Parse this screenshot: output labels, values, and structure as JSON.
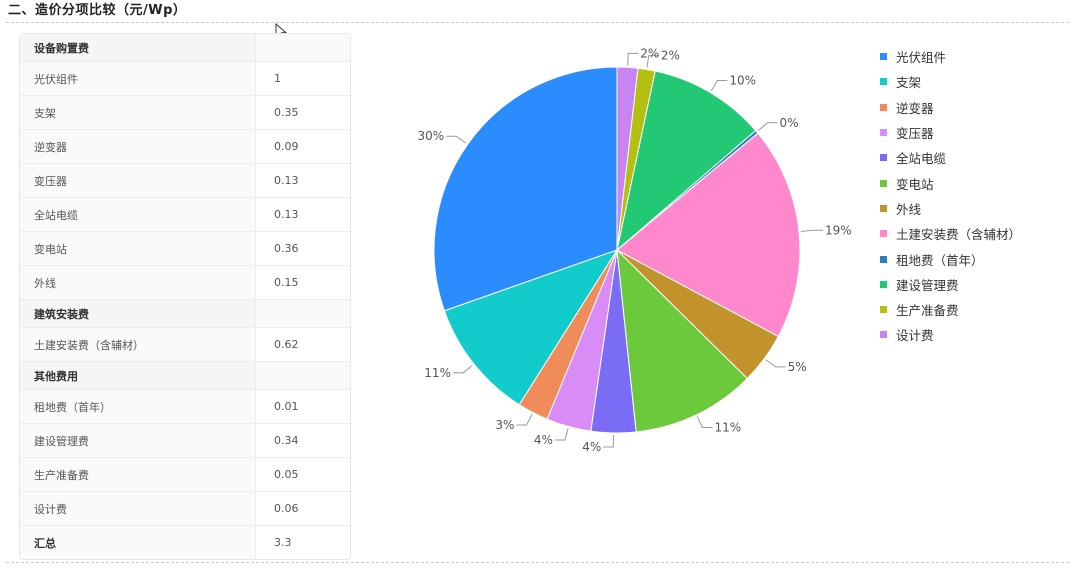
{
  "section": {
    "title": "二、造价分项比较（元/Wp）"
  },
  "table": {
    "rows": [
      {
        "kind": "group",
        "label": "设备购置费",
        "value": ""
      },
      {
        "kind": "item",
        "label": "光伏组件",
        "value": "1"
      },
      {
        "kind": "item",
        "label": "支架",
        "value": "0.35"
      },
      {
        "kind": "item",
        "label": "逆变器",
        "value": "0.09"
      },
      {
        "kind": "item",
        "label": "变压器",
        "value": "0.13"
      },
      {
        "kind": "item",
        "label": "全站电缆",
        "value": "0.13"
      },
      {
        "kind": "item",
        "label": "变电站",
        "value": "0.36"
      },
      {
        "kind": "item",
        "label": "外线",
        "value": "0.15"
      },
      {
        "kind": "group",
        "label": "建筑安装费",
        "value": ""
      },
      {
        "kind": "item",
        "label": "土建安装费（含辅材）",
        "value": "0.62"
      },
      {
        "kind": "group",
        "label": "其他费用",
        "value": ""
      },
      {
        "kind": "item",
        "label": "租地费（首年）",
        "value": "0.01"
      },
      {
        "kind": "item",
        "label": "建设管理费",
        "value": "0.34"
      },
      {
        "kind": "item",
        "label": "生产准备费",
        "value": "0.05"
      },
      {
        "kind": "item",
        "label": "设计费",
        "value": "0.06"
      },
      {
        "kind": "total",
        "label": "汇总",
        "value": "3.3"
      }
    ]
  },
  "chart_data": {
    "type": "pie",
    "legend_position": "right",
    "slices": [
      {
        "name": "光伏组件",
        "value": 1,
        "label": "30%",
        "color": "#2a8cff"
      },
      {
        "name": "支架",
        "value": 0.35,
        "label": "11%",
        "color": "#12cbcb"
      },
      {
        "name": "逆变器",
        "value": 0.09,
        "label": "3%",
        "color": "#f08c5a"
      },
      {
        "name": "变压器",
        "value": 0.13,
        "label": "4%",
        "color": "#d98cf5"
      },
      {
        "name": "全站电缆",
        "value": 0.13,
        "label": "4%",
        "color": "#7b6cf6"
      },
      {
        "name": "变电站",
        "value": 0.36,
        "label": "11%",
        "color": "#6cc93b"
      },
      {
        "name": "外线",
        "value": 0.15,
        "label": "5%",
        "color": "#c2922b"
      },
      {
        "name": "土建安装费（含辅材）",
        "value": 0.62,
        "label": "19%",
        "color": "#ff88cc"
      },
      {
        "name": "租地费（首年）",
        "value": 0.01,
        "label": "0%",
        "color": "#2a7fbf"
      },
      {
        "name": "建设管理费",
        "value": 0.34,
        "label": "10%",
        "color": "#22c873"
      },
      {
        "name": "生产准备费",
        "value": 0.05,
        "label": "2%",
        "color": "#b5bf12"
      },
      {
        "name": "设计费",
        "value": 0.06,
        "label": "2%",
        "color": "#c884f2"
      }
    ]
  }
}
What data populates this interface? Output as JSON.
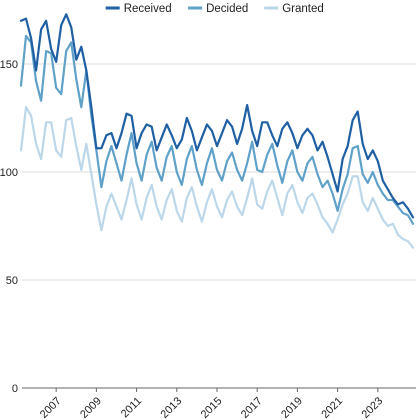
{
  "chart_data": {
    "type": "line",
    "title": "",
    "xlabel": "",
    "ylabel": "",
    "ylim": [
      0,
      175
    ],
    "xlim": [
      2005.3,
      2024.9
    ],
    "yticks": [
      "0",
      "50",
      "100",
      "150"
    ],
    "xticks": [
      "2007",
      "2009",
      "2011",
      "2013",
      "2015",
      "2017",
      "2019",
      "2021",
      "2023"
    ],
    "grid": "horizontal",
    "legend_position": "top-center",
    "series": [
      {
        "name": "Received",
        "color": "#1f5fa3",
        "x": [
          2005.25,
          2005.5,
          2005.75,
          2006.0,
          2006.25,
          2006.5,
          2006.75,
          2007.0,
          2007.25,
          2007.5,
          2007.75,
          2008.0,
          2008.25,
          2008.5,
          2008.75,
          2009.0,
          2009.25,
          2009.5,
          2009.75,
          2010.0,
          2010.25,
          2010.5,
          2010.75,
          2011.0,
          2011.25,
          2011.5,
          2011.75,
          2012.0,
          2012.25,
          2012.5,
          2012.75,
          2013.0,
          2013.25,
          2013.5,
          2013.75,
          2014.0,
          2014.25,
          2014.5,
          2014.75,
          2015.0,
          2015.25,
          2015.5,
          2015.75,
          2016.0,
          2016.25,
          2016.5,
          2016.75,
          2017.0,
          2017.25,
          2017.5,
          2017.75,
          2018.0,
          2018.25,
          2018.5,
          2018.75,
          2019.0,
          2019.25,
          2019.5,
          2019.75,
          2020.0,
          2020.25,
          2020.5,
          2020.75,
          2021.0,
          2021.25,
          2021.5,
          2021.75,
          2022.0,
          2022.25,
          2022.5,
          2022.75,
          2023.0,
          2023.25,
          2023.5,
          2023.75,
          2024.0,
          2024.25,
          2024.5,
          2024.75
        ],
        "values": [
          170,
          171,
          162,
          147,
          166,
          170,
          157,
          151,
          168,
          173,
          167,
          152,
          158,
          147,
          130,
          111,
          111,
          117,
          118,
          111,
          118,
          127,
          126,
          111,
          118,
          122,
          121,
          110,
          116,
          122,
          117,
          111,
          115,
          125,
          119,
          110,
          116,
          122,
          119,
          112,
          118,
          124,
          121,
          113,
          120,
          131,
          119,
          112,
          123,
          123,
          117,
          112,
          120,
          123,
          118,
          111,
          117,
          120,
          117,
          110,
          114,
          107,
          99,
          91,
          106,
          112,
          124,
          128,
          113,
          106,
          110,
          105,
          96,
          92,
          88,
          85,
          86,
          83,
          79
        ]
      },
      {
        "name": "Decided",
        "color": "#5fa1c9",
        "x": [
          2005.25,
          2005.5,
          2005.75,
          2006.0,
          2006.25,
          2006.5,
          2006.75,
          2007.0,
          2007.25,
          2007.5,
          2007.75,
          2008.0,
          2008.25,
          2008.5,
          2008.75,
          2009.0,
          2009.25,
          2009.5,
          2009.75,
          2010.0,
          2010.25,
          2010.5,
          2010.75,
          2011.0,
          2011.25,
          2011.5,
          2011.75,
          2012.0,
          2012.25,
          2012.5,
          2012.75,
          2013.0,
          2013.25,
          2013.5,
          2013.75,
          2014.0,
          2014.25,
          2014.5,
          2014.75,
          2015.0,
          2015.25,
          2015.5,
          2015.75,
          2016.0,
          2016.25,
          2016.5,
          2016.75,
          2017.0,
          2017.25,
          2017.5,
          2017.75,
          2018.0,
          2018.25,
          2018.5,
          2018.75,
          2019.0,
          2019.25,
          2019.5,
          2019.75,
          2020.0,
          2020.25,
          2020.5,
          2020.75,
          2021.0,
          2021.25,
          2021.5,
          2021.75,
          2022.0,
          2022.25,
          2022.5,
          2022.75,
          2023.0,
          2023.25,
          2023.5,
          2023.75,
          2024.0,
          2024.25,
          2024.5,
          2024.75
        ],
        "values": [
          140,
          163,
          160,
          142,
          133,
          156,
          155,
          139,
          136,
          156,
          160,
          143,
          130,
          147,
          126,
          110,
          93,
          105,
          112,
          104,
          96,
          108,
          118,
          104,
          96,
          108,
          114,
          102,
          96,
          107,
          112,
          100,
          94,
          106,
          112,
          101,
          94,
          104,
          111,
          101,
          96,
          105,
          109,
          101,
          96,
          104,
          114,
          101,
          100,
          108,
          113,
          103,
          95,
          105,
          110,
          100,
          96,
          104,
          107,
          99,
          93,
          96,
          90,
          82,
          92,
          99,
          111,
          112,
          99,
          95,
          100,
          94,
          90,
          87,
          87,
          84,
          81,
          80,
          76
        ]
      },
      {
        "name": "Granted",
        "color": "#bcd7ea",
        "x": [
          2005.25,
          2005.5,
          2005.75,
          2006.0,
          2006.25,
          2006.5,
          2006.75,
          2007.0,
          2007.25,
          2007.5,
          2007.75,
          2008.0,
          2008.25,
          2008.5,
          2008.75,
          2009.0,
          2009.25,
          2009.5,
          2009.75,
          2010.0,
          2010.25,
          2010.5,
          2010.75,
          2011.0,
          2011.25,
          2011.5,
          2011.75,
          2012.0,
          2012.25,
          2012.5,
          2012.75,
          2013.0,
          2013.25,
          2013.5,
          2013.75,
          2014.0,
          2014.25,
          2014.5,
          2014.75,
          2015.0,
          2015.25,
          2015.5,
          2015.75,
          2016.0,
          2016.25,
          2016.5,
          2016.75,
          2017.0,
          2017.25,
          2017.5,
          2017.75,
          2018.0,
          2018.25,
          2018.5,
          2018.75,
          2019.0,
          2019.25,
          2019.5,
          2019.75,
          2020.0,
          2020.25,
          2020.5,
          2020.75,
          2021.0,
          2021.25,
          2021.5,
          2021.75,
          2022.0,
          2022.25,
          2022.5,
          2022.75,
          2023.0,
          2023.25,
          2023.5,
          2023.75,
          2024.0,
          2024.25,
          2024.5,
          2024.75
        ],
        "values": [
          110,
          130,
          126,
          113,
          106,
          123,
          123,
          110,
          107,
          124,
          125,
          112,
          101,
          113,
          99,
          85,
          73,
          84,
          90,
          84,
          78,
          87,
          97,
          85,
          78,
          88,
          94,
          84,
          78,
          87,
          92,
          82,
          77,
          88,
          93,
          84,
          77,
          86,
          92,
          84,
          79,
          87,
          91,
          84,
          80,
          88,
          97,
          85,
          83,
          91,
          96,
          88,
          80,
          90,
          94,
          86,
          81,
          88,
          90,
          85,
          79,
          76,
          72,
          78,
          85,
          90,
          98,
          98,
          86,
          82,
          88,
          83,
          78,
          75,
          76,
          71,
          69,
          68,
          65
        ]
      }
    ]
  }
}
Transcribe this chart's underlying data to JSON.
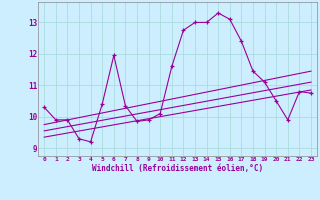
{
  "x": [
    0,
    1,
    2,
    3,
    4,
    5,
    6,
    7,
    8,
    9,
    10,
    11,
    12,
    13,
    14,
    15,
    16,
    17,
    18,
    19,
    20,
    21,
    22,
    23
  ],
  "y_main": [
    10.3,
    9.9,
    9.9,
    9.3,
    9.2,
    10.4,
    11.95,
    10.35,
    9.85,
    9.9,
    10.1,
    11.6,
    12.75,
    13.0,
    13.0,
    13.3,
    13.1,
    12.4,
    11.45,
    11.1,
    10.5,
    9.9,
    10.8,
    10.75
  ],
  "trend1_x": [
    0,
    23
  ],
  "trend1_y": [
    9.75,
    11.45
  ],
  "trend2_x": [
    0,
    23
  ],
  "trend2_y": [
    9.35,
    10.85
  ],
  "trend3_x": [
    0,
    23
  ],
  "trend3_y": [
    9.55,
    11.1
  ],
  "line_color": "#990099",
  "bg_color": "#cceeff",
  "grid_color": "#aadddd",
  "xlabel": "Windchill (Refroidissement éolien,°C)",
  "xlim": [
    -0.5,
    23.5
  ],
  "ylim": [
    8.75,
    13.65
  ],
  "yticks": [
    9,
    10,
    11,
    12,
    13
  ],
  "xticks": [
    0,
    1,
    2,
    3,
    4,
    5,
    6,
    7,
    8,
    9,
    10,
    11,
    12,
    13,
    14,
    15,
    16,
    17,
    18,
    19,
    20,
    21,
    22,
    23
  ]
}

※ ※ ※

» **Given request**
Omit the pictures and retype exactly the lines from the one with "Transcribe this chart's" through the final line, both ends included.

» **Full solution**
Transcribe this chart's underlying data to JSON.
{
  "x": [
    0,
    1,
    2,
    3,
    4,
    5,
    6,
    7,
    8,
    9,
    10,
    11,
    12,
    13,
    14,
    15,
    16,
    17,
    18,
    19,
    20,
    21,
    22,
    23
  ],
  "y_main": [
    10.3,
    9.9,
    9.9,
    9.3,
    9.2,
    10.4,
    11.95,
    10.35,
    9.85,
    9.9,
    10.1,
    11.6,
    12.75,
    13.0,
    13.0,
    13.3,
    13.1,
    12.4,
    11.45,
    11.1,
    10.5,
    9.9,
    10.8,
    10.75
  ],
  "trend1_x": [
    0,
    23
  ],
  "trend1_y": [
    9.75,
    11.45
  ],
  "trend2_x": [
    0,
    23
  ],
  "trend2_y": [
    9.35,
    10.85
  ],
  "trend3_x": [
    0,
    23
  ],
  "trend3_y": [
    9.55,
    11.1
  ],
  "line_color": "#990099",
  "bg_color": "#cceeff",
  "grid_color": "#aadddd",
  "xlabel": "Windchill (Refroidissement éolien,°C)",
  "xlim": [
    -0.5,
    23.5
  ],
  "ylim": [
    8.75,
    13.65
  ],
  "yticks": [
    9,
    10,
    11,
    12,
    13
  ],
  "xticks": [
    0,
    1,
    2,
    3,
    4,
    5,
    6,
    7,
    8,
    9,
    10,
    11,
    12,
    13,
    14,
    15,
    16,
    17,
    18,
    19,
    20,
    21,
    22,
    23
  ]
}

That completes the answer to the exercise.